Extracted data entries
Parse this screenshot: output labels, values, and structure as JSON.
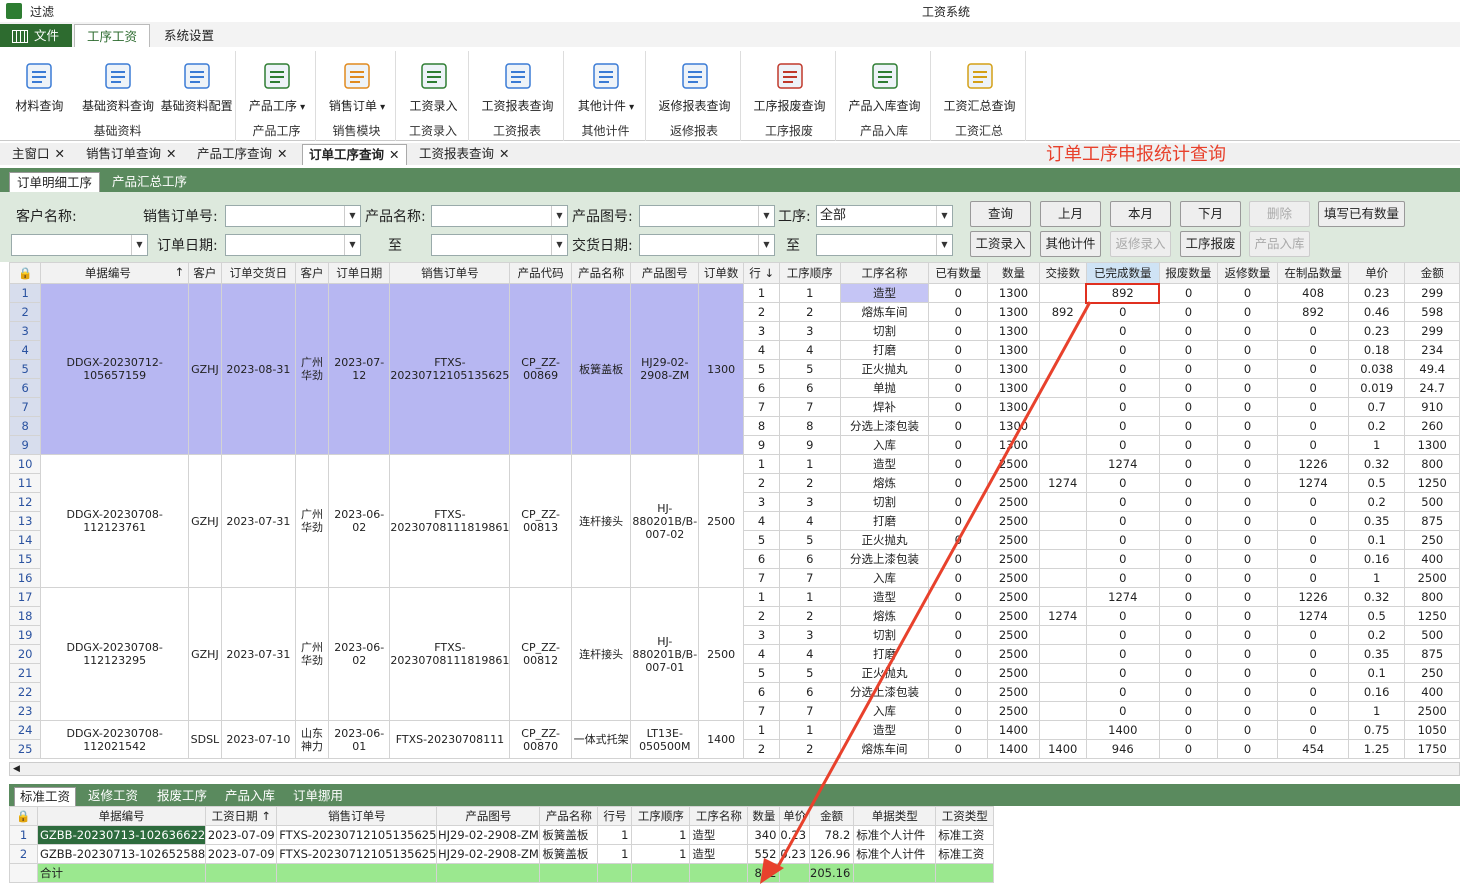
{
  "window": {
    "name": "过滤",
    "system_title": "工资系统"
  },
  "menu": {
    "file": "文件",
    "wage": "工序工资",
    "settings": "系统设置"
  },
  "ribbon": {
    "groups": [
      {
        "label": "基础资料",
        "buttons": [
          {
            "label": "材料查询",
            "icon": "magnifier-document-icon"
          },
          {
            "label": "基础资料查询",
            "icon": "search-icon"
          },
          {
            "label": "基础资料配置",
            "icon": "network-config-icon"
          }
        ]
      },
      {
        "label": "产品工序",
        "buttons": [
          {
            "label": "产品工序",
            "icon": "org-chart-icon",
            "dropdown": true
          }
        ]
      },
      {
        "label": "销售模块",
        "buttons": [
          {
            "label": "销售订单",
            "icon": "shopping-cart-icon",
            "dropdown": true
          }
        ]
      },
      {
        "label": "工资录入",
        "buttons": [
          {
            "label": "工资录入",
            "icon": "list-icon"
          }
        ]
      },
      {
        "label": "工资报表",
        "buttons": [
          {
            "label": "工资报表查询",
            "icon": "report-icon"
          }
        ]
      },
      {
        "label": "其他计件",
        "buttons": [
          {
            "label": "其他计件",
            "icon": "grid-sheet-icon",
            "dropdown": true
          }
        ]
      },
      {
        "label": "返修报表",
        "buttons": [
          {
            "label": "返修报表查询",
            "icon": "window-report-icon"
          }
        ]
      },
      {
        "label": "工序报废",
        "buttons": [
          {
            "label": "工序报废查询",
            "icon": "scrap-window-icon"
          }
        ]
      },
      {
        "label": "产品入库",
        "buttons": [
          {
            "label": "产品入库查询",
            "icon": "basket-icon"
          }
        ]
      },
      {
        "label": "工资汇总",
        "buttons": [
          {
            "label": "工资汇总查询",
            "icon": "wave-chart-icon"
          }
        ]
      }
    ]
  },
  "tabs": [
    {
      "label": "主窗口"
    },
    {
      "label": "销售订单查询"
    },
    {
      "label": "产品工序查询"
    },
    {
      "label": "订单工序查询",
      "active": true
    },
    {
      "label": "工资报表查询"
    }
  ],
  "annotation": "订单工序申报统计查询",
  "subtabs": [
    "订单明细工序",
    "产品汇总工序"
  ],
  "filter": {
    "customer_label": "客户名称:",
    "sales_order_label": "销售订单号:",
    "product_name_label": "产品名称:",
    "drawing_label": "产品图号:",
    "process_label": "工序:",
    "process_value": "全部",
    "order_date_label": "订单日期:",
    "to_label": "至",
    "delivery_label": "交货日期:",
    "buttons": {
      "query": "查询",
      "prev_month": "上月",
      "this_month": "本月",
      "next_month": "下月",
      "delete": "删除",
      "fill": "填写已有数量",
      "wage_entry": "工资录入",
      "other_piece": "其他计件",
      "repair_entry": "返修录入",
      "process_scrap": "工序报废",
      "product_in": "产品入库"
    }
  },
  "grid": {
    "headers": {
      "doc_no": "单据编号",
      "sort_up": "↑",
      "cust": "客户",
      "deliv": "订单交货日",
      "cust2": "客户",
      "odate": "订单日期",
      "so": "销售订单号",
      "pcode": "产品代码",
      "pname": "产品名称",
      "pdraw": "产品图号",
      "oqty": "订单数",
      "line": "行",
      "sort_down": "↓",
      "seq": "工序顺序",
      "proc": "工序名称",
      "have": "已有数量",
      "qty": "数量",
      "hand": "交接数",
      "done": "已完成数量",
      "scrap": "报废数量",
      "repair": "返修数量",
      "wip": "在制品数量",
      "price": "单价",
      "amount": "金额"
    },
    "orders": [
      {
        "doc_no": "DDGX-20230712-105657159",
        "cust": "GZHJ",
        "deliv": "2023-08-31",
        "cust2": "广州华劲",
        "odate": "2023-07-12",
        "so": "FTXS-20230712105135625",
        "pcode": "CP_ZZ-00869",
        "pname": "板簧盖板",
        "pdraw": "HJ29-02-2908-ZM",
        "oqty": "1300",
        "rows": 9
      },
      {
        "doc_no": "DDGX-20230708-112123761",
        "cust": "GZHJ",
        "deliv": "2023-07-31",
        "cust2": "广州华劲",
        "odate": "2023-06-02",
        "so": "FTXS-20230708111819861",
        "pcode": "CP_ZZ-00813",
        "pname": "连杆接头",
        "pdraw": "HJ-880201B/B-007-02",
        "oqty": "2500",
        "rows": 7
      },
      {
        "doc_no": "DDGX-20230708-112123295",
        "cust": "GZHJ",
        "deliv": "2023-07-31",
        "cust2": "广州华劲",
        "odate": "2023-06-02",
        "so": "FTXS-20230708111819861",
        "pcode": "CP_ZZ-00812",
        "pname": "连杆接头",
        "pdraw": "HJ-880201B/B-007-01",
        "oqty": "2500",
        "rows": 7
      },
      {
        "doc_no": "DDGX-20230708-112021542",
        "cust": "SDSL",
        "deliv": "2023-07-10",
        "cust2": "山东神力",
        "odate": "2023-06-01",
        "so": "FTXS-20230708111",
        "pcode": "CP_ZZ-00870",
        "pname": "一体式托架",
        "pdraw": "LT13E-050500M",
        "oqty": "1400",
        "rows": 2
      }
    ],
    "rows": [
      [
        "1",
        "1",
        "造型",
        "0",
        "1300",
        "",
        "892",
        "0",
        "0",
        "408",
        "0.23",
        "299"
      ],
      [
        "2",
        "2",
        "熔炼车间",
        "0",
        "1300",
        "892",
        "0",
        "0",
        "0",
        "892",
        "0.46",
        "598"
      ],
      [
        "3",
        "3",
        "切割",
        "0",
        "1300",
        "",
        "0",
        "0",
        "0",
        "0",
        "0.23",
        "299"
      ],
      [
        "4",
        "4",
        "打磨",
        "0",
        "1300",
        "",
        "0",
        "0",
        "0",
        "0",
        "0.18",
        "234"
      ],
      [
        "5",
        "5",
        "正火抛丸",
        "0",
        "1300",
        "",
        "0",
        "0",
        "0",
        "0",
        "0.038",
        "49.4"
      ],
      [
        "6",
        "6",
        "单抛",
        "0",
        "1300",
        "",
        "0",
        "0",
        "0",
        "0",
        "0.019",
        "24.7"
      ],
      [
        "7",
        "7",
        "焊补",
        "0",
        "1300",
        "",
        "0",
        "0",
        "0",
        "0",
        "0.7",
        "910"
      ],
      [
        "8",
        "8",
        "分选上漆包装",
        "0",
        "1300",
        "",
        "0",
        "0",
        "0",
        "0",
        "0.2",
        "260"
      ],
      [
        "9",
        "9",
        "入库",
        "0",
        "1300",
        "",
        "0",
        "0",
        "0",
        "0",
        "1",
        "1300"
      ],
      [
        "1",
        "1",
        "造型",
        "0",
        "2500",
        "",
        "1274",
        "0",
        "0",
        "1226",
        "0.32",
        "800"
      ],
      [
        "2",
        "2",
        "熔炼",
        "0",
        "2500",
        "1274",
        "0",
        "0",
        "0",
        "1274",
        "0.5",
        "1250"
      ],
      [
        "3",
        "3",
        "切割",
        "0",
        "2500",
        "",
        "0",
        "0",
        "0",
        "0",
        "0.2",
        "500"
      ],
      [
        "4",
        "4",
        "打磨",
        "0",
        "2500",
        "",
        "0",
        "0",
        "0",
        "0",
        "0.35",
        "875"
      ],
      [
        "5",
        "5",
        "正火抛丸",
        "0",
        "2500",
        "",
        "0",
        "0",
        "0",
        "0",
        "0.1",
        "250"
      ],
      [
        "6",
        "6",
        "分选上漆包装",
        "0",
        "2500",
        "",
        "0",
        "0",
        "0",
        "0",
        "0.16",
        "400"
      ],
      [
        "7",
        "7",
        "入库",
        "0",
        "2500",
        "",
        "0",
        "0",
        "0",
        "0",
        "1",
        "2500"
      ],
      [
        "1",
        "1",
        "造型",
        "0",
        "2500",
        "",
        "1274",
        "0",
        "0",
        "1226",
        "0.32",
        "800"
      ],
      [
        "2",
        "2",
        "熔炼",
        "0",
        "2500",
        "1274",
        "0",
        "0",
        "0",
        "1274",
        "0.5",
        "1250"
      ],
      [
        "3",
        "3",
        "切割",
        "0",
        "2500",
        "",
        "0",
        "0",
        "0",
        "0",
        "0.2",
        "500"
      ],
      [
        "4",
        "4",
        "打磨",
        "0",
        "2500",
        "",
        "0",
        "0",
        "0",
        "0",
        "0.35",
        "875"
      ],
      [
        "5",
        "5",
        "正火抛丸",
        "0",
        "2500",
        "",
        "0",
        "0",
        "0",
        "0",
        "0.1",
        "250"
      ],
      [
        "6",
        "6",
        "分选上漆包装",
        "0",
        "2500",
        "",
        "0",
        "0",
        "0",
        "0",
        "0.16",
        "400"
      ],
      [
        "7",
        "7",
        "入库",
        "0",
        "2500",
        "",
        "0",
        "0",
        "0",
        "0",
        "1",
        "2500"
      ],
      [
        "1",
        "1",
        "造型",
        "0",
        "1400",
        "",
        "1400",
        "0",
        "0",
        "0",
        "0.75",
        "1050"
      ],
      [
        "2",
        "2",
        "熔炼车间",
        "0",
        "1400",
        "1400",
        "946",
        "0",
        "0",
        "454",
        "1.25",
        "1750"
      ]
    ]
  },
  "bottom": {
    "tabs": [
      "标准工资",
      "返修工资",
      "报废工序",
      "产品入库",
      "订单挪用"
    ],
    "headers": [
      "单据编号",
      "工资日期",
      "↑",
      "销售订单号",
      "产品图号",
      "产品名称",
      "行号",
      "工序顺序",
      "工序名称",
      "数量",
      "单价",
      "金额",
      "单据类型",
      "工资类型"
    ],
    "rows": [
      [
        "1",
        "GZBB-20230713-102636622",
        "2023-07-09",
        "FTXS-20230712105135625",
        "HJ29-02-2908-ZM",
        "板簧盖板",
        "1",
        "1",
        "造型",
        "340",
        "0.23",
        "78.2",
        "标准个人计件",
        "标准工资"
      ],
      [
        "2",
        "GZBB-20230713-102652588",
        "2023-07-09",
        "FTXS-20230712105135625",
        "HJ29-02-2908-ZM",
        "板簧盖板",
        "1",
        "1",
        "造型",
        "552",
        "0.23",
        "126.96",
        "标准个人计件",
        "标准工资"
      ]
    ],
    "total": {
      "label": "合计",
      "qty": "892",
      "amount": "205.16"
    }
  },
  "colors": {
    "accent": "#2d6b2f",
    "annotation_red": "#e8412c",
    "selected_row": "#b7b7f2",
    "total_row": "#9be88f"
  }
}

* [Written request] Copy each line in the data that holds the word "report".

* [Response to this exercise]
            "icon": "report-icon"
            "icon": "window-report-icon"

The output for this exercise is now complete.